> [OBJECTIVE]:
The records that follow are to be transcribed in full, without their images.

-- start THE DATA --

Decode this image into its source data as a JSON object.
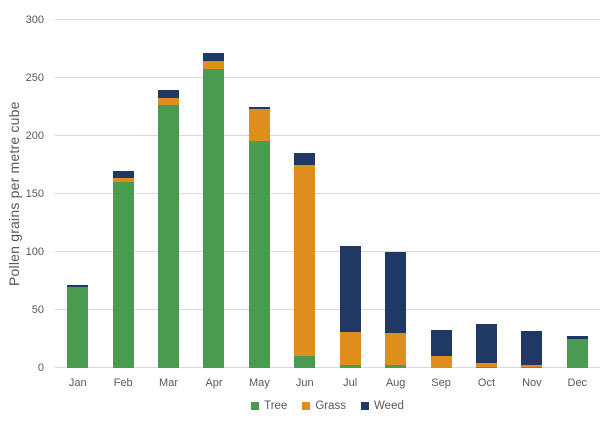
{
  "chart_data": {
    "type": "bar",
    "stacked": true,
    "title": "",
    "xlabel": "",
    "ylabel": "Pollen grains per metre cube",
    "ylim": [
      0,
      300
    ],
    "ytick_step": 50,
    "ytick_labels": [
      "0",
      "50",
      "100",
      "150",
      "200",
      "250",
      "300"
    ],
    "grid": true,
    "legend_position": "bottom-center",
    "categories": [
      "Jan",
      "Feb",
      "Mar",
      "Apr",
      "May",
      "Jun",
      "Jul",
      "Aug",
      "Sep",
      "Oct",
      "Nov",
      "Dec"
    ],
    "series": [
      {
        "name": "Tree",
        "color": "#4a9b50",
        "values": [
          70,
          160,
          227,
          258,
          196,
          10,
          3,
          3,
          0,
          1,
          1,
          25
        ]
      },
      {
        "name": "Grass",
        "color": "#dd8e1c",
        "values": [
          0,
          4,
          6,
          7,
          27,
          165,
          28,
          27,
          10,
          3,
          2,
          0
        ]
      },
      {
        "name": "Weed",
        "color": "#1f3864",
        "values": [
          2,
          6,
          7,
          7,
          2,
          10,
          74,
          70,
          23,
          34,
          29,
          3
        ]
      }
    ]
  },
  "style_colors": {
    "gridline": "#d9d9d9",
    "axis_text": "#595959",
    "background": "#ffffff"
  }
}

-- end THE DATA --

> [FINAL RESULT]:
Decode this image into its source data as a JSON object.
{
  "chart_data": {
    "type": "bar",
    "stacked": true,
    "title": "",
    "xlabel": "",
    "ylabel": "Pollen grains per metre cube",
    "ylim": [
      0,
      300
    ],
    "ytick_step": 50,
    "ytick_labels": [
      "0",
      "50",
      "100",
      "150",
      "200",
      "250",
      "300"
    ],
    "grid": true,
    "legend_position": "bottom-center",
    "categories": [
      "Jan",
      "Feb",
      "Mar",
      "Apr",
      "May",
      "Jun",
      "Jul",
      "Aug",
      "Sep",
      "Oct",
      "Nov",
      "Dec"
    ],
    "series": [
      {
        "name": "Tree",
        "color": "#4a9b50",
        "values": [
          70,
          160,
          227,
          258,
          196,
          10,
          3,
          3,
          0,
          1,
          1,
          25
        ]
      },
      {
        "name": "Grass",
        "color": "#dd8e1c",
        "values": [
          0,
          4,
          6,
          7,
          27,
          165,
          28,
          27,
          10,
          3,
          2,
          0
        ]
      },
      {
        "name": "Weed",
        "color": "#1f3864",
        "values": [
          2,
          6,
          7,
          7,
          2,
          10,
          74,
          70,
          23,
          34,
          29,
          3
        ]
      }
    ]
  },
  "style_colors": {
    "gridline": "#d9d9d9",
    "axis_text": "#595959",
    "background": "#ffffff"
  }
}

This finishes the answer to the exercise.